— Begin —
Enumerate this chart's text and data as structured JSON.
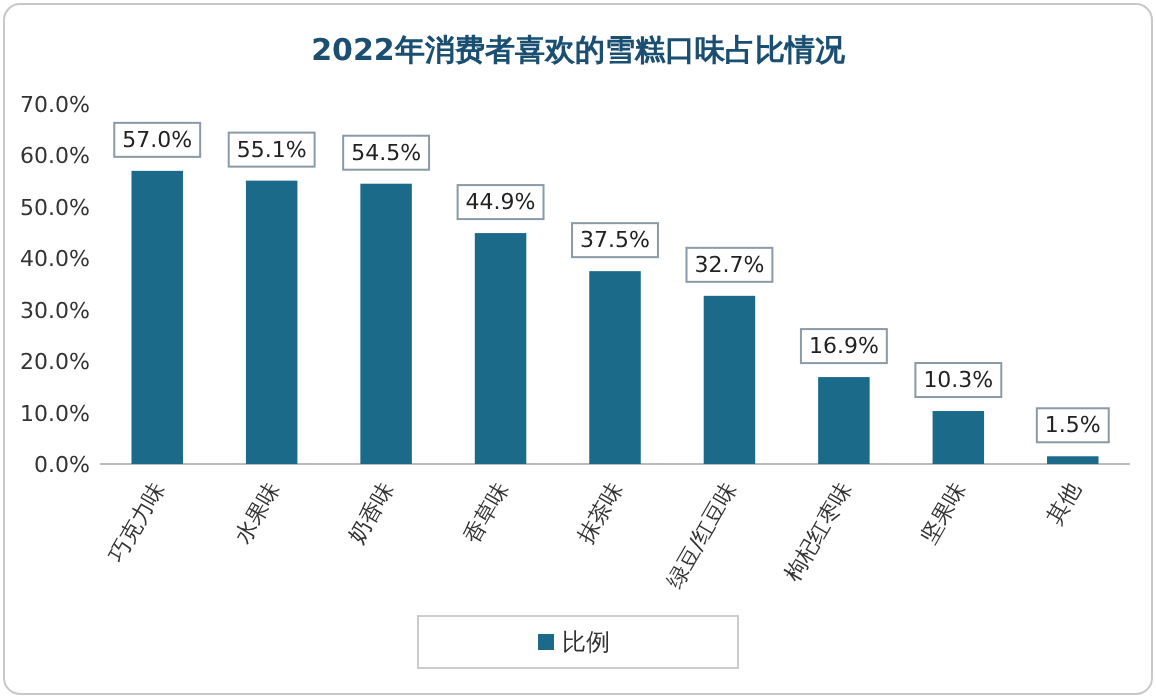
{
  "chart_data": {
    "type": "bar",
    "title": "2022年消费者喜欢的雪糕口味占比情况",
    "categories": [
      "巧克力味",
      "水果味",
      "奶香味",
      "香草味",
      "抹茶味",
      "绿豆/红豆味",
      "枸杞红枣味",
      "坚果味",
      "其他"
    ],
    "series": [
      {
        "name": "比例",
        "color": "#1b6a8a",
        "values": [
          57.0,
          55.1,
          54.5,
          44.9,
          37.5,
          32.7,
          16.9,
          10.3,
          1.5
        ],
        "value_labels": [
          "57.0%",
          "55.1%",
          "54.5%",
          "44.9%",
          "37.5%",
          "32.7%",
          "16.9%",
          "10.3%",
          "1.5%"
        ]
      }
    ],
    "ylim": [
      0,
      70
    ],
    "yticks": [
      {
        "value": 0,
        "label": "0.0%"
      },
      {
        "value": 10,
        "label": "10.0%"
      },
      {
        "value": 20,
        "label": "20.0%"
      },
      {
        "value": 30,
        "label": "30.0%"
      },
      {
        "value": 40,
        "label": "40.0%"
      },
      {
        "value": 50,
        "label": "50.0%"
      },
      {
        "value": 60,
        "label": "60.0%"
      },
      {
        "value": 70,
        "label": "70.0%"
      }
    ],
    "legend": "bottom"
  }
}
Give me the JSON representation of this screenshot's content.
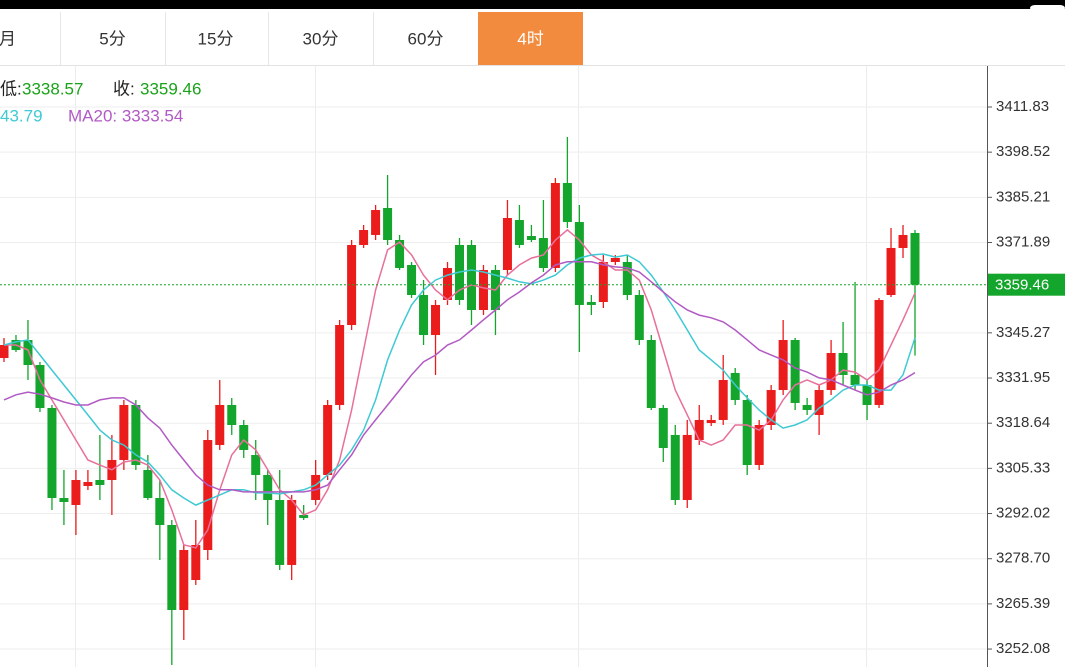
{
  "tabs": {
    "items": [
      "月",
      "5分",
      "15分",
      "30分",
      "60分",
      "4时"
    ],
    "active": 5
  },
  "info": {
    "low_label": "低:",
    "low": "3338.57",
    "close_label": "收:",
    "close": "3359.46",
    "ma10_value": "43.79",
    "ma20": "MA20: 3333.54"
  },
  "chart_data": {
    "type": "candlestick",
    "up_color": "#ea1c1c",
    "down_color": "#14a52c",
    "open": [
      3337.86,
      3343.16,
      3343.16,
      3335.79,
      3323.12,
      3296.6,
      3294.54,
      3300.13,
      3301.9,
      3301.9,
      3307.8,
      3324.01,
      3304.85,
      3296.6,
      3288.64,
      3263.59,
      3272.43,
      3281.27,
      3312.22,
      3324.01,
      3318.11,
      3309.27,
      3303.38,
      3296.01,
      3276.86,
      3291.59,
      3296.01,
      3303.38,
      3324.01,
      3347.58,
      3371.16,
      3374.11,
      3382.06,
      3372.63,
      3365.27,
      3356.42,
      3344.63,
      3354.95,
      3371.16,
      3371.16,
      3352.0,
      3363.79,
      3363.79,
      3378.52,
      3373.81,
      3373.22,
      3364.38,
      3389.43,
      3377.93,
      3354.36,
      3354.36,
      3366.15,
      3366.15,
      3356.42,
      3343.16,
      3323.12,
      3315.17,
      3296.01,
      3313.69,
      3318.7,
      3319.59,
      3333.44,
      3325.48,
      3306.32,
      3318.11,
      3328.42,
      3343.16,
      3324.01,
      3321.06,
      3328.42,
      3339.33,
      3332.85,
      3329.9,
      3324.01,
      3356.42,
      3370.28,
      3374.7
    ],
    "high": [
      3343.75,
      3344.63,
      3349.06,
      3336.68,
      3324.01,
      3304.85,
      3304.85,
      3304.85,
      3315.17,
      3315.17,
      3325.48,
      3325.48,
      3309.27,
      3301.9,
      3290.12,
      3282.75,
      3290.12,
      3316.64,
      3331.37,
      3326.07,
      3319.59,
      3313.69,
      3304.85,
      3304.85,
      3297.49,
      3294.54,
      3307.8,
      3325.48,
      3349.06,
      3372.63,
      3377.05,
      3382.95,
      3391.79,
      3374.11,
      3366.15,
      3360.84,
      3354.95,
      3366.15,
      3373.22,
      3372.63,
      3365.27,
      3365.27,
      3384.42,
      3382.95,
      3377.05,
      3384.42,
      3390.9,
      3402.99,
      3382.95,
      3356.42,
      3368.21,
      3368.21,
      3368.21,
      3357.9,
      3344.63,
      3324.01,
      3318.11,
      3319.59,
      3324.01,
      3321.06,
      3338.74,
      3334.91,
      3326.95,
      3319.59,
      3329.9,
      3349.06,
      3343.75,
      3326.07,
      3329.9,
      3343.16,
      3348.47,
      3360.25,
      3331.37,
      3355.54,
      3376.17,
      3377.05,
      3375.58
    ],
    "low": [
      3336.68,
      3339.62,
      3331.37,
      3321.94,
      3293.06,
      3288.64,
      3285.7,
      3298.96,
      3296.01,
      3291.59,
      3304.85,
      3304.85,
      3296.01,
      3278.33,
      3247.39,
      3254.75,
      3270.96,
      3278.33,
      3310.75,
      3315.17,
      3308.38,
      3296.01,
      3288.64,
      3275.37,
      3272.43,
      3290.12,
      3294.54,
      3301.9,
      3322.53,
      3346.11,
      3370.28,
      3372.63,
      3371.16,
      3363.79,
      3355.54,
      3341.69,
      3332.85,
      3353.48,
      3353.48,
      3347.58,
      3350.53,
      3344.63,
      3362.31,
      3370.28,
      3372.04,
      3363.2,
      3363.2,
      3376.17,
      3339.62,
      3350.53,
      3352.59,
      3365.27,
      3354.95,
      3341.69,
      3322.53,
      3307.21,
      3294.54,
      3293.65,
      3312.22,
      3317.82,
      3318.11,
      3324.01,
      3303.38,
      3304.85,
      3316.64,
      3326.95,
      3322.53,
      3321.06,
      3315.17,
      3326.95,
      3329.9,
      3328.42,
      3319.59,
      3323.12,
      3355.83,
      3367.33,
      3338.57
    ],
    "close": [
      3341.69,
      3340.21,
      3335.79,
      3323.12,
      3296.6,
      3295.42,
      3301.9,
      3301.31,
      3300.43,
      3307.8,
      3324.01,
      3306.32,
      3296.6,
      3288.64,
      3263.59,
      3281.27,
      3282.75,
      3313.69,
      3324.01,
      3318.11,
      3310.75,
      3303.38,
      3296.01,
      3276.86,
      3296.01,
      3290.71,
      3303.38,
      3324.01,
      3347.58,
      3371.16,
      3375.58,
      3381.47,
      3372.63,
      3364.38,
      3356.42,
      3344.63,
      3353.48,
      3364.38,
      3354.95,
      3352.0,
      3363.79,
      3352.0,
      3379.11,
      3371.16,
      3372.63,
      3364.38,
      3389.43,
      3377.93,
      3353.48,
      3353.48,
      3366.15,
      3367.33,
      3356.42,
      3343.16,
      3323.12,
      3311.33,
      3296.01,
      3315.17,
      3319.59,
      3319.59,
      3331.37,
      3325.48,
      3306.32,
      3318.11,
      3328.42,
      3343.16,
      3324.6,
      3322.53,
      3328.42,
      3339.33,
      3332.85,
      3329.9,
      3324.01,
      3354.95,
      3370.28,
      3374.11,
      3359.46
    ],
    "ma_lines": [
      {
        "color": "#e8709a",
        "values": [
          3341.7,
          3341.7,
          3340.2,
          3331.4,
          3325.5,
          3319.6,
          3313.7,
          3307.8,
          3306.3,
          3304.9,
          3307.2,
          3307.8,
          3306.3,
          3301.9,
          3293.1,
          3282.8,
          3281.9,
          3287.2,
          3299.0,
          3309.3,
          3313.7,
          3310.8,
          3304.9,
          3299.0,
          3296.0,
          3291.6,
          3293.1,
          3299.0,
          3307.8,
          3322.5,
          3340.2,
          3357.9,
          3369.7,
          3372.0,
          3368.2,
          3362.3,
          3357.9,
          3355.0,
          3357.9,
          3359.4,
          3358.5,
          3357.9,
          3362.3,
          3365.3,
          3367.3,
          3368.2,
          3372.6,
          3375.6,
          3372.6,
          3368.2,
          3366.2,
          3363.8,
          3363.8,
          3360.8,
          3352.0,
          3340.2,
          3328.4,
          3321.1,
          3313.7,
          3312.2,
          3313.7,
          3318.1,
          3318.1,
          3316.6,
          3319.6,
          3325.5,
          3329.9,
          3331.4,
          3329.9,
          3331.4,
          3334.3,
          3333.7,
          3331.4,
          3334.3,
          3341.7,
          3349.1,
          3357.0
        ]
      },
      {
        "color": "#3ec9d3",
        "values": [
          3341.7,
          3342.6,
          3343.2,
          3338.7,
          3334.3,
          3329.9,
          3325.5,
          3321.1,
          3316.6,
          3313.7,
          3312.2,
          3309.3,
          3307.2,
          3303.4,
          3299.0,
          3296.6,
          3294.5,
          3296.0,
          3297.5,
          3299.0,
          3299.0,
          3298.1,
          3298.1,
          3297.8,
          3298.4,
          3299.0,
          3300.4,
          3303.4,
          3306.3,
          3310.8,
          3316.6,
          3325.5,
          3337.3,
          3346.1,
          3353.5,
          3357.9,
          3360.8,
          3362.3,
          3363.2,
          3363.8,
          3363.2,
          3362.3,
          3361.4,
          3360.3,
          3359.7,
          3360.8,
          3362.3,
          3365.3,
          3367.3,
          3368.2,
          3368.5,
          3367.6,
          3368.2,
          3366.2,
          3362.3,
          3357.3,
          3352.0,
          3346.1,
          3340.2,
          3337.3,
          3334.3,
          3329.9,
          3326.1,
          3322.5,
          3319.6,
          3317.2,
          3318.1,
          3319.6,
          3323.1,
          3325.5,
          3328.4,
          3329.9,
          3329.9,
          3328.4,
          3328.4,
          3332.9,
          3343.8
        ]
      },
      {
        "color": "#b25ac4",
        "values": [
          3325.5,
          3327.0,
          3327.8,
          3327.2,
          3326.1,
          3324.9,
          3324.0,
          3324.0,
          3325.5,
          3326.1,
          3326.1,
          3324.0,
          3320.2,
          3317.2,
          3312.2,
          3307.8,
          3303.4,
          3300.4,
          3299.0,
          3299.0,
          3298.4,
          3298.4,
          3298.4,
          3298.4,
          3298.4,
          3298.4,
          3299.0,
          3300.4,
          3304.9,
          3309.3,
          3315.2,
          3319.6,
          3324.0,
          3328.4,
          3332.9,
          3336.7,
          3338.7,
          3341.7,
          3343.2,
          3346.1,
          3349.1,
          3352.0,
          3355.0,
          3357.3,
          3360.0,
          3362.3,
          3365.3,
          3366.2,
          3366.2,
          3366.2,
          3365.3,
          3364.7,
          3364.4,
          3363.2,
          3360.3,
          3357.3,
          3354.4,
          3352.0,
          3350.5,
          3349.7,
          3348.5,
          3346.1,
          3343.2,
          3340.2,
          3338.7,
          3337.3,
          3334.9,
          3333.7,
          3332.0,
          3331.4,
          3329.9,
          3328.4,
          3327.0,
          3327.8,
          3329.9,
          3331.4,
          3333.54
        ]
      }
    ],
    "last_price": 3359.46,
    "last_price_color": "#14a52c",
    "ylim": [
      3246.79,
      3423.91
    ],
    "yticks": [
      3411.83,
      3398.52,
      3385.21,
      3371.89,
      3345.27,
      3331.95,
      3318.64,
      3305.33,
      3292.02,
      {
        "value": 3278.7,
        "label": "3278.70"
      },
      3265.39,
      3252.08
    ],
    "grid": true
  }
}
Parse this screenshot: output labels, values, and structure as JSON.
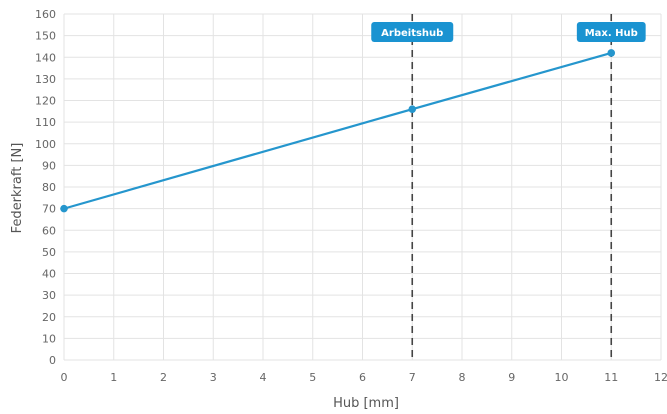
{
  "chart_data": {
    "type": "line",
    "xlabel": "Hub [mm]",
    "ylabel": "Federkraft [N]",
    "xlim": [
      0,
      12
    ],
    "ylim": [
      0,
      160
    ],
    "x_ticks": [
      "0",
      "1",
      "2",
      "3",
      "4",
      "5",
      "6",
      "7",
      "8",
      "9",
      "10",
      "11",
      "12"
    ],
    "y_ticks": [
      "0",
      "10",
      "20",
      "30",
      "40",
      "50",
      "60",
      "70",
      "80",
      "90",
      "100",
      "110",
      "120",
      "130",
      "140",
      "150",
      "160"
    ],
    "grid": true,
    "series": [
      {
        "color": "#2596cd",
        "points": [
          {
            "x": 0,
            "y": 70
          },
          {
            "x": 7,
            "y": 116
          },
          {
            "x": 11,
            "y": 142
          }
        ]
      }
    ],
    "annotations": [
      {
        "label": "Arbeitshub",
        "x": 7,
        "color": "#1a93d1"
      },
      {
        "label": "Max. Hub",
        "x": 11,
        "color": "#1a93d1"
      }
    ]
  }
}
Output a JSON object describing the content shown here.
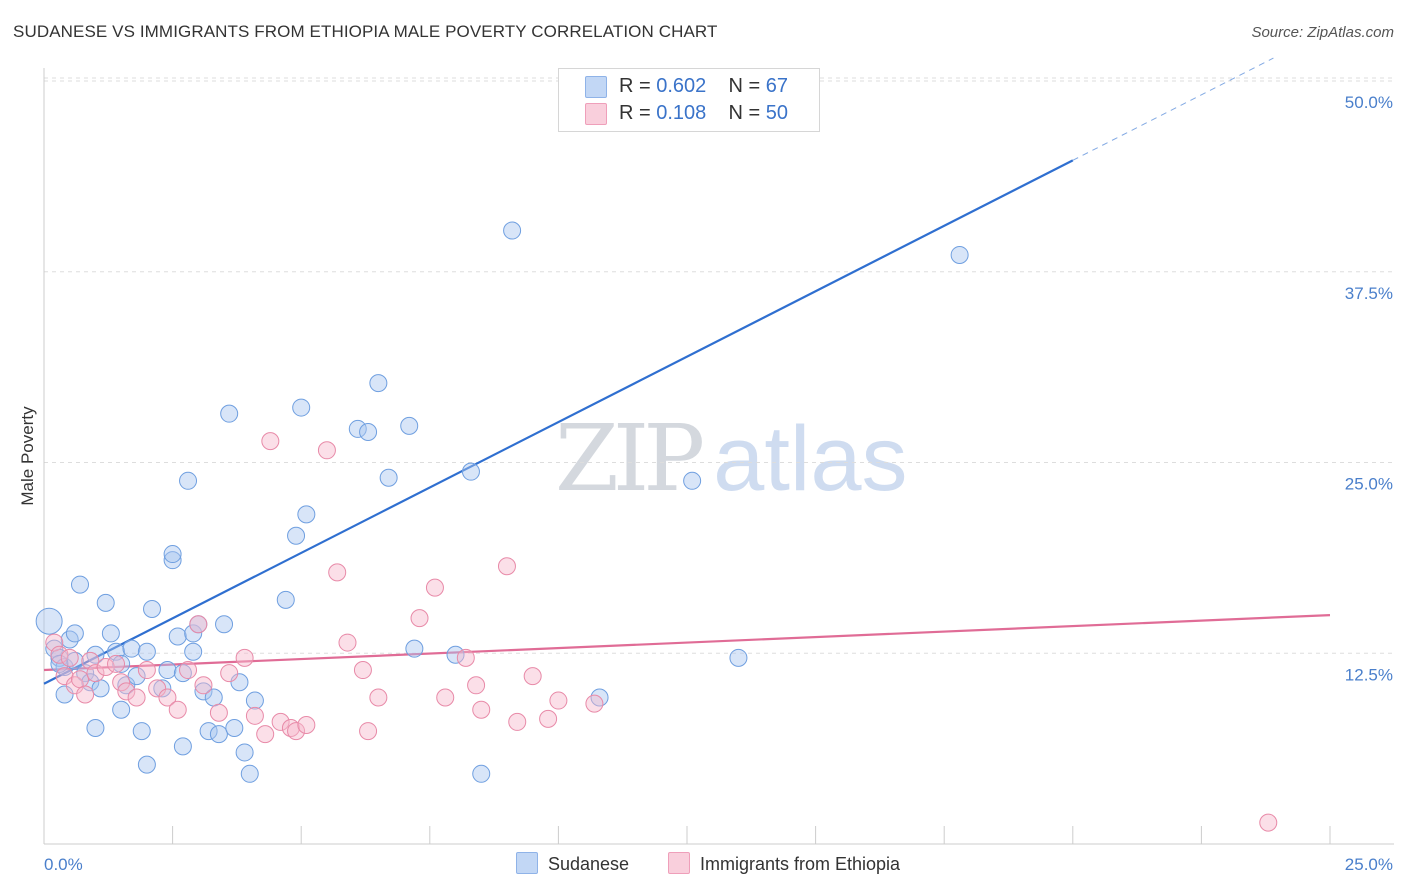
{
  "title": "SUDANESE VS IMMIGRANTS FROM ETHIOPIA MALE POVERTY CORRELATION CHART",
  "source": "Source: ZipAtlas.com",
  "watermark": {
    "zip": "ZIP",
    "atlas": "atlas"
  },
  "legend_top": [
    {
      "r_label": "R =",
      "r_value": "0.602",
      "n_label": "N =",
      "n_value": "67",
      "color": "#a8c6f0"
    },
    {
      "r_label": "R =",
      "r_value": "0.108",
      "n_label": "N =",
      "n_value": "50",
      "color": "#f6b9cb"
    }
  ],
  "legend_bottom": [
    {
      "label": "Sudanese",
      "color": "#a8c6f0"
    },
    {
      "label": "Immigrants from Ethiopia",
      "color": "#f6b9cb"
    }
  ],
  "chart_data": {
    "type": "scatter",
    "title": "SUDANESE VS IMMIGRANTS FROM ETHIOPIA MALE POVERTY CORRELATION CHART",
    "xlabel": "",
    "ylabel": "Male Poverty",
    "xlim": [
      0,
      25
    ],
    "ylim": [
      0,
      50
    ],
    "x_tick_labels": [
      "0.0%",
      "25.0%"
    ],
    "y_ticks": [
      12.5,
      25.0,
      37.5,
      50.0
    ],
    "y_tick_labels": [
      "12.5%",
      "25.0%",
      "37.5%",
      "50.0%"
    ],
    "grid": true,
    "series": [
      {
        "name": "Sudanese",
        "color": "#a8c6f0",
        "stroke": "#6f9fe0",
        "trend": {
          "x": [
            0,
            20.0
          ],
          "y": [
            10.5,
            44.8
          ],
          "dash_to": [
            23.9,
            51.5
          ],
          "color": "#2f6fd0"
        },
        "points": [
          [
            0.1,
            14.6
          ],
          [
            0.2,
            12.8
          ],
          [
            0.3,
            12.2
          ],
          [
            0.4,
            11.6
          ],
          [
            0.5,
            13.4
          ],
          [
            0.6,
            12.0
          ],
          [
            0.3,
            11.8
          ],
          [
            0.6,
            13.8
          ],
          [
            0.7,
            17.0
          ],
          [
            0.8,
            11.2
          ],
          [
            0.9,
            10.6
          ],
          [
            1.0,
            12.4
          ],
          [
            1.1,
            10.2
          ],
          [
            1.0,
            7.6
          ],
          [
            1.2,
            15.8
          ],
          [
            1.3,
            13.8
          ],
          [
            1.4,
            12.6
          ],
          [
            1.5,
            8.8
          ],
          [
            1.5,
            11.8
          ],
          [
            1.6,
            10.4
          ],
          [
            1.7,
            12.8
          ],
          [
            1.8,
            11.0
          ],
          [
            1.9,
            7.4
          ],
          [
            2.0,
            5.2
          ],
          [
            2.0,
            12.6
          ],
          [
            2.1,
            15.4
          ],
          [
            2.3,
            10.2
          ],
          [
            2.4,
            11.4
          ],
          [
            2.5,
            18.6
          ],
          [
            2.5,
            19.0
          ],
          [
            2.6,
            13.6
          ],
          [
            2.7,
            11.2
          ],
          [
            2.7,
            6.4
          ],
          [
            2.8,
            23.8
          ],
          [
            2.9,
            12.6
          ],
          [
            2.9,
            13.8
          ],
          [
            3.0,
            14.4
          ],
          [
            3.1,
            10.0
          ],
          [
            3.2,
            7.4
          ],
          [
            3.3,
            9.6
          ],
          [
            3.4,
            7.2
          ],
          [
            3.6,
            28.2
          ],
          [
            3.5,
            14.4
          ],
          [
            3.7,
            7.6
          ],
          [
            3.8,
            10.6
          ],
          [
            3.9,
            6.0
          ],
          [
            4.0,
            4.6
          ],
          [
            4.1,
            9.4
          ],
          [
            4.7,
            16.0
          ],
          [
            4.9,
            20.2
          ],
          [
            5.1,
            21.6
          ],
          [
            5.0,
            28.6
          ],
          [
            6.1,
            27.2
          ],
          [
            6.3,
            27.0
          ],
          [
            6.5,
            30.2
          ],
          [
            6.7,
            24.0
          ],
          [
            7.1,
            27.4
          ],
          [
            7.2,
            12.8
          ],
          [
            8.0,
            12.4
          ],
          [
            8.3,
            24.4
          ],
          [
            8.5,
            4.6
          ],
          [
            9.1,
            40.2
          ],
          [
            10.8,
            9.6
          ],
          [
            12.6,
            23.8
          ],
          [
            13.5,
            12.2
          ],
          [
            17.8,
            38.6
          ],
          [
            0.4,
            9.8
          ]
        ]
      },
      {
        "name": "Immigrants from Ethiopia",
        "color": "#f6b9cb",
        "stroke": "#e88aa8",
        "trend": {
          "x": [
            0,
            25.0
          ],
          "y": [
            11.4,
            15.0
          ],
          "color": "#e06c96"
        },
        "points": [
          [
            0.2,
            13.2
          ],
          [
            0.3,
            12.4
          ],
          [
            0.4,
            11.0
          ],
          [
            0.5,
            12.2
          ],
          [
            0.6,
            10.4
          ],
          [
            0.7,
            10.8
          ],
          [
            0.8,
            9.8
          ],
          [
            0.9,
            12.0
          ],
          [
            1.0,
            11.2
          ],
          [
            1.2,
            11.6
          ],
          [
            1.4,
            11.8
          ],
          [
            1.5,
            10.6
          ],
          [
            1.6,
            10.0
          ],
          [
            1.8,
            9.6
          ],
          [
            2.0,
            11.4
          ],
          [
            2.2,
            10.2
          ],
          [
            2.4,
            9.6
          ],
          [
            2.6,
            8.8
          ],
          [
            2.8,
            11.4
          ],
          [
            3.0,
            14.4
          ],
          [
            3.1,
            10.4
          ],
          [
            3.4,
            8.6
          ],
          [
            3.6,
            11.2
          ],
          [
            3.9,
            12.2
          ],
          [
            4.1,
            8.4
          ],
          [
            4.3,
            7.2
          ],
          [
            4.4,
            26.4
          ],
          [
            4.6,
            8.0
          ],
          [
            4.8,
            7.6
          ],
          [
            4.9,
            7.4
          ],
          [
            5.1,
            7.8
          ],
          [
            5.5,
            25.8
          ],
          [
            5.7,
            17.8
          ],
          [
            5.9,
            13.2
          ],
          [
            6.2,
            11.4
          ],
          [
            6.3,
            7.4
          ],
          [
            6.5,
            9.6
          ],
          [
            7.3,
            14.8
          ],
          [
            7.6,
            16.8
          ],
          [
            7.8,
            9.6
          ],
          [
            8.2,
            12.2
          ],
          [
            8.4,
            10.4
          ],
          [
            8.5,
            8.8
          ],
          [
            9.0,
            18.2
          ],
          [
            9.2,
            8.0
          ],
          [
            9.5,
            11.0
          ],
          [
            9.8,
            8.2
          ],
          [
            10.0,
            9.4
          ],
          [
            10.7,
            9.2
          ],
          [
            23.8,
            1.4
          ]
        ]
      }
    ]
  }
}
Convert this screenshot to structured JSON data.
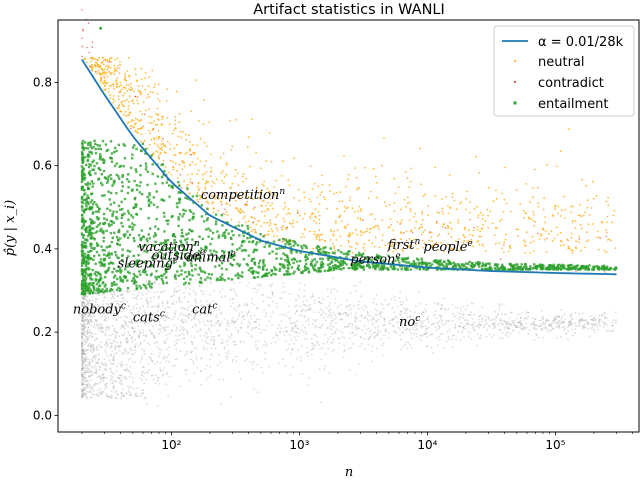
— End —
Note every line above where the string "CORRELATION" shows up, and copy those lines.

  "title": "SUDANESE VS IMMIGRANTS FROM ETHIOPIA MALE POVERTY CORRELATION CHART",
    "title": "SUDANESE VS IMMIGRANTS FROM ETHIOPIA MALE POVERTY CORRELATION CHART",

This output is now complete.